---------- MATERIAL FOR THIS EXERCISE
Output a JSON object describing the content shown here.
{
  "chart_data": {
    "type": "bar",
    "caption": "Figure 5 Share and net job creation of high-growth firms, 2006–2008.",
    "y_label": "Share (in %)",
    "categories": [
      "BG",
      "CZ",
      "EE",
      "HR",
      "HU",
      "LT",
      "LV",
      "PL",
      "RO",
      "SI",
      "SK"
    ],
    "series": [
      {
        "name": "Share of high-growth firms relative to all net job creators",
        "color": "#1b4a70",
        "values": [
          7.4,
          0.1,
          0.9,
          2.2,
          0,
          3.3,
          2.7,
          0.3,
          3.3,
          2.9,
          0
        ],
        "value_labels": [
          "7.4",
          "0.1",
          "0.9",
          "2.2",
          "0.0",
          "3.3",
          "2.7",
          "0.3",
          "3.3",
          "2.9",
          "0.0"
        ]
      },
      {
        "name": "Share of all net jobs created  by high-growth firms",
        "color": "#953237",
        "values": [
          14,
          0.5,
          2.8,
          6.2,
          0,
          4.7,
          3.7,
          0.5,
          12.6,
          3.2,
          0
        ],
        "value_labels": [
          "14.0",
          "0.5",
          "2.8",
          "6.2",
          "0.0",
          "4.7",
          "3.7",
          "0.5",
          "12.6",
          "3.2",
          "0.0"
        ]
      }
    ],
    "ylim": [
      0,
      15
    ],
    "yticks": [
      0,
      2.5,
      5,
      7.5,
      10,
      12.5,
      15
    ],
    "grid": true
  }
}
--------------------
### TASK OBJECTIVE
Only lines that contain the word "high" are wanted; copy each of them.

### EXERCISE ANSWER
    "caption": "Figure 5 Share and net job creation of high-growth firms, 2006–2008.",
        "name": "Share of high-growth firms relative to all net job creators",
        "name": "Share of all net jobs created  by high-growth firms",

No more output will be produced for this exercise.